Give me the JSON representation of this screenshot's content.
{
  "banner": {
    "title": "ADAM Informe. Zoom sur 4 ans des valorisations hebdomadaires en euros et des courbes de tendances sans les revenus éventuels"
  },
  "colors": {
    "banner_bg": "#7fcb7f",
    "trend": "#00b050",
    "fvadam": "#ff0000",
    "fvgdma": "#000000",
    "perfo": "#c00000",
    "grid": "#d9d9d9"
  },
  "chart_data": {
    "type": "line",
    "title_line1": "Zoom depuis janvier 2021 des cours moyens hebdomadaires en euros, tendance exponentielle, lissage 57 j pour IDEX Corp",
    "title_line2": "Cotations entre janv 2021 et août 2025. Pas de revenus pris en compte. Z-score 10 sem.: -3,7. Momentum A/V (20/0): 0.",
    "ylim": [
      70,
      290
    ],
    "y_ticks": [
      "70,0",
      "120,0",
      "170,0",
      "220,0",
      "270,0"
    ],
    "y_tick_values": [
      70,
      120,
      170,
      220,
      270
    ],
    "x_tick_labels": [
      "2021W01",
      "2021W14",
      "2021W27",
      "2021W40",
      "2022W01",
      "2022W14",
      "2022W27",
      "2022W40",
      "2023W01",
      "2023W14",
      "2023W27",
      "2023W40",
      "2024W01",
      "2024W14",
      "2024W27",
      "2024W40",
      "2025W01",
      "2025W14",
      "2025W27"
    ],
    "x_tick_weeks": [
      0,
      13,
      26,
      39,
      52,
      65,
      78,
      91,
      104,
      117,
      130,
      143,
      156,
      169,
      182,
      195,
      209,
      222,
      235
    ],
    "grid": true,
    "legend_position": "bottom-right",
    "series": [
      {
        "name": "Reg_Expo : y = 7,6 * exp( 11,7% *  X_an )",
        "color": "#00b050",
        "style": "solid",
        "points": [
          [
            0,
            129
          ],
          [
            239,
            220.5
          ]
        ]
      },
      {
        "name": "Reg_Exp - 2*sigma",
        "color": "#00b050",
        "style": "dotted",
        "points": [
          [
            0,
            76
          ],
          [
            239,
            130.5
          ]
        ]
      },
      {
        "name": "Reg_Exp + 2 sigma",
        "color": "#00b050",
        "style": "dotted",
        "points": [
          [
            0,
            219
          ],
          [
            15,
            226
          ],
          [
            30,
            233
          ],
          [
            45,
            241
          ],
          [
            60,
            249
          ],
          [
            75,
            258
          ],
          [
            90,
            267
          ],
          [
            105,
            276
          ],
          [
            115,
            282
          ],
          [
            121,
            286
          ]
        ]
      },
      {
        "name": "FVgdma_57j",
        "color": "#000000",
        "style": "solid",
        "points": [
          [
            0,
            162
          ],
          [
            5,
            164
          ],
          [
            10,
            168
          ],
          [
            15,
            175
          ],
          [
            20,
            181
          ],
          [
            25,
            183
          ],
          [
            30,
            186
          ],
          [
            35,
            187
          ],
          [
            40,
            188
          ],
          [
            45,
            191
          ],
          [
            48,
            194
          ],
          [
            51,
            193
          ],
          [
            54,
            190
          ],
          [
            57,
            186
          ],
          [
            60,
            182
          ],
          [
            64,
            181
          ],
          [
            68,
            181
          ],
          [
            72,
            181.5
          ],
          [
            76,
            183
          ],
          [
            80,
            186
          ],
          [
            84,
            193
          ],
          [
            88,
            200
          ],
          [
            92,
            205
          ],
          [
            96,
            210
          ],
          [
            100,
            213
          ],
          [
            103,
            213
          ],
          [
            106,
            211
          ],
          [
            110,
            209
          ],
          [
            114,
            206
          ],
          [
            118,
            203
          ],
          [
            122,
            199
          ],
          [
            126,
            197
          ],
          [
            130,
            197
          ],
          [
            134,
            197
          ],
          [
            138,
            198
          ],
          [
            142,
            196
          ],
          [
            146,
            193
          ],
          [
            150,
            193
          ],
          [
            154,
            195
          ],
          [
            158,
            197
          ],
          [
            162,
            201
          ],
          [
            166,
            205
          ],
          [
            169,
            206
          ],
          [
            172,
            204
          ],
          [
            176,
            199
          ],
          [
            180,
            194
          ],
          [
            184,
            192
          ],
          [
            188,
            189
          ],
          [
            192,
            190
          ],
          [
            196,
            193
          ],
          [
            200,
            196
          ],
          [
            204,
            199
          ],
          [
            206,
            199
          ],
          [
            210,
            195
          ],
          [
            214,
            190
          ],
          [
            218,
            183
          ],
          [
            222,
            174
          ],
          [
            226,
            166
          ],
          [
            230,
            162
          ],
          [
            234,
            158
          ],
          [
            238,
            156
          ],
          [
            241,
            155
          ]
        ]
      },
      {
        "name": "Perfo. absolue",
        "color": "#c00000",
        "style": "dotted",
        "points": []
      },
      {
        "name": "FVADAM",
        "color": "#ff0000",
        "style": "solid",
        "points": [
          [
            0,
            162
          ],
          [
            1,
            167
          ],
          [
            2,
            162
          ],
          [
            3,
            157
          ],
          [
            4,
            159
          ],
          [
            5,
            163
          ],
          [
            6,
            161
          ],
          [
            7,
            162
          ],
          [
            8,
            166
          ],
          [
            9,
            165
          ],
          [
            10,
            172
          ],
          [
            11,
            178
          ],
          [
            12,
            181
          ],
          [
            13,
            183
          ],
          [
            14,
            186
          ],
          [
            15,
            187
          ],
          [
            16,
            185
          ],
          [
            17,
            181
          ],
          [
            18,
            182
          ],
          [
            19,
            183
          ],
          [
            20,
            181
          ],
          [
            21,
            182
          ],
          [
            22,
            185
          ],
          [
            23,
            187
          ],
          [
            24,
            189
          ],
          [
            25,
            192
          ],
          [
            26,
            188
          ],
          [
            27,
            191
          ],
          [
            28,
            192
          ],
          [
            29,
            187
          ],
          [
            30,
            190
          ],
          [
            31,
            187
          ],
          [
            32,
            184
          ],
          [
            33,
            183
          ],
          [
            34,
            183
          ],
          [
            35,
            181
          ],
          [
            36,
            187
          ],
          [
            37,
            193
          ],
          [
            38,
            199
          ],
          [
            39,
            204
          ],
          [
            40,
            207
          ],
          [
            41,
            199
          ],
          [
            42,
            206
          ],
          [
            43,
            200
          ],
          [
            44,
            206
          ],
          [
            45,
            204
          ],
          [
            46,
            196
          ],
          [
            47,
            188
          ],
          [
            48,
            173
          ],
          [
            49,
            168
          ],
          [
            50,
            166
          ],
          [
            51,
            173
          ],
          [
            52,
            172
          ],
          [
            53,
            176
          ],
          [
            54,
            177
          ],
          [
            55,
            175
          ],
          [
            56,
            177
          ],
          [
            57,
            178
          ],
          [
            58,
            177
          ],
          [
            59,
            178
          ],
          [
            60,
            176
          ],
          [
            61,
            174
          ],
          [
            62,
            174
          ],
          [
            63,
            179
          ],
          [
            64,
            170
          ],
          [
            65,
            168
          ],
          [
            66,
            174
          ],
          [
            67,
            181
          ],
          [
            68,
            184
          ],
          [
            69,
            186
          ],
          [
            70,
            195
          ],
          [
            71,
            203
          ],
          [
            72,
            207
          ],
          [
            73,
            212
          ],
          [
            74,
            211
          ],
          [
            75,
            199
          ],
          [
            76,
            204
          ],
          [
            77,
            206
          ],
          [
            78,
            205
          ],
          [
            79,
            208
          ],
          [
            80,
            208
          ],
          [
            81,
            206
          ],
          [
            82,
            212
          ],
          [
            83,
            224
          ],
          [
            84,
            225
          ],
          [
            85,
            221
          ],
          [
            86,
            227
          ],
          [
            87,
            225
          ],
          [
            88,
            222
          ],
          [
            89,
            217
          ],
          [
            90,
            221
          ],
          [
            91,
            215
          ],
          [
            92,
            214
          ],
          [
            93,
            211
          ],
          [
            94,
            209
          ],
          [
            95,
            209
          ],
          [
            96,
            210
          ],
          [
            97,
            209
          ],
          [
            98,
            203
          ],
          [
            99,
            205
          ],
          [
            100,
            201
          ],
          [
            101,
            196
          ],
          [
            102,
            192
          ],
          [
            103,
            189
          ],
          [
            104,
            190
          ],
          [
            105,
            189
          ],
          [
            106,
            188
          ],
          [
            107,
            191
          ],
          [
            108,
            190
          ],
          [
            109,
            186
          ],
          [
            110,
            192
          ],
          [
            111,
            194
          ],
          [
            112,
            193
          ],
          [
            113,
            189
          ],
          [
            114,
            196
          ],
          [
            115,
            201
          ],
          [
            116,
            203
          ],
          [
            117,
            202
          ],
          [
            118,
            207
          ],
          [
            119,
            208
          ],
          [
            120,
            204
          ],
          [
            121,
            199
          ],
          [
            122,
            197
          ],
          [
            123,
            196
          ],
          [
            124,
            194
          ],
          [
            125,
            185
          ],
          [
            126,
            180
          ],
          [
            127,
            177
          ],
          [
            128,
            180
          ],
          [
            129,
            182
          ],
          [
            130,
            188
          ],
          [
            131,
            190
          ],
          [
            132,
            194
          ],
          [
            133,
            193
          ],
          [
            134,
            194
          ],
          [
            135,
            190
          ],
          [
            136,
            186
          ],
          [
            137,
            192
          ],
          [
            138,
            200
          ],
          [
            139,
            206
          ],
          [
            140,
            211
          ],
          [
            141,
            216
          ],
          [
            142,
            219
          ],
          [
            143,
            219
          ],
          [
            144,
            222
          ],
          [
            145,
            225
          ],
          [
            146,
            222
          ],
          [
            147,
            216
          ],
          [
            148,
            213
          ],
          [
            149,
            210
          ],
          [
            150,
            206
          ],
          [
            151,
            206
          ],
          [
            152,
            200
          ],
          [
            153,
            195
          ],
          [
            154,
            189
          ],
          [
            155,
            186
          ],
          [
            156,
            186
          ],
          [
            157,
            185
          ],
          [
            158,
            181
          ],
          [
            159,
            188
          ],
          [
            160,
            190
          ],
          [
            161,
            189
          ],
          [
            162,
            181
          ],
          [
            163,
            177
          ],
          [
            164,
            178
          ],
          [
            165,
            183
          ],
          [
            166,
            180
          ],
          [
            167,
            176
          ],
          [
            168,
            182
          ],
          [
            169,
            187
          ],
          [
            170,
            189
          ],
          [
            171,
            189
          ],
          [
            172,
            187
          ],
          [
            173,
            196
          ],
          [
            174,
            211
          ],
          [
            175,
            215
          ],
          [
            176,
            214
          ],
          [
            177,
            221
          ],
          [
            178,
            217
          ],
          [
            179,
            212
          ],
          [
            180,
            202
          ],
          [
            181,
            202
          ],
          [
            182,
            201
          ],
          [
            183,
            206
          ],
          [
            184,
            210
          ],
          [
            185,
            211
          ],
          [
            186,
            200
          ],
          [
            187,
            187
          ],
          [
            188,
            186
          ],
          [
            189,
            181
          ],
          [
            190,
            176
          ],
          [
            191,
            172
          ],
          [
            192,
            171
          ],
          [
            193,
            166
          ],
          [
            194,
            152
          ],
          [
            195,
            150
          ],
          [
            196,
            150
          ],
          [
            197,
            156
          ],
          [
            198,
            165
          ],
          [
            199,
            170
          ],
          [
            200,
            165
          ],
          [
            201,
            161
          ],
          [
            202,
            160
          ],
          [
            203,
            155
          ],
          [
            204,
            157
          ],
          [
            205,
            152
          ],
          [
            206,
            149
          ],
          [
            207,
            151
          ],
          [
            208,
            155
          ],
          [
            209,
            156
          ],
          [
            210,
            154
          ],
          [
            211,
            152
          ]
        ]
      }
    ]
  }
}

**Given problem:** Of the lines above, how many include the word "Zoom"? Reply with the number only.

**Result for this task:** 2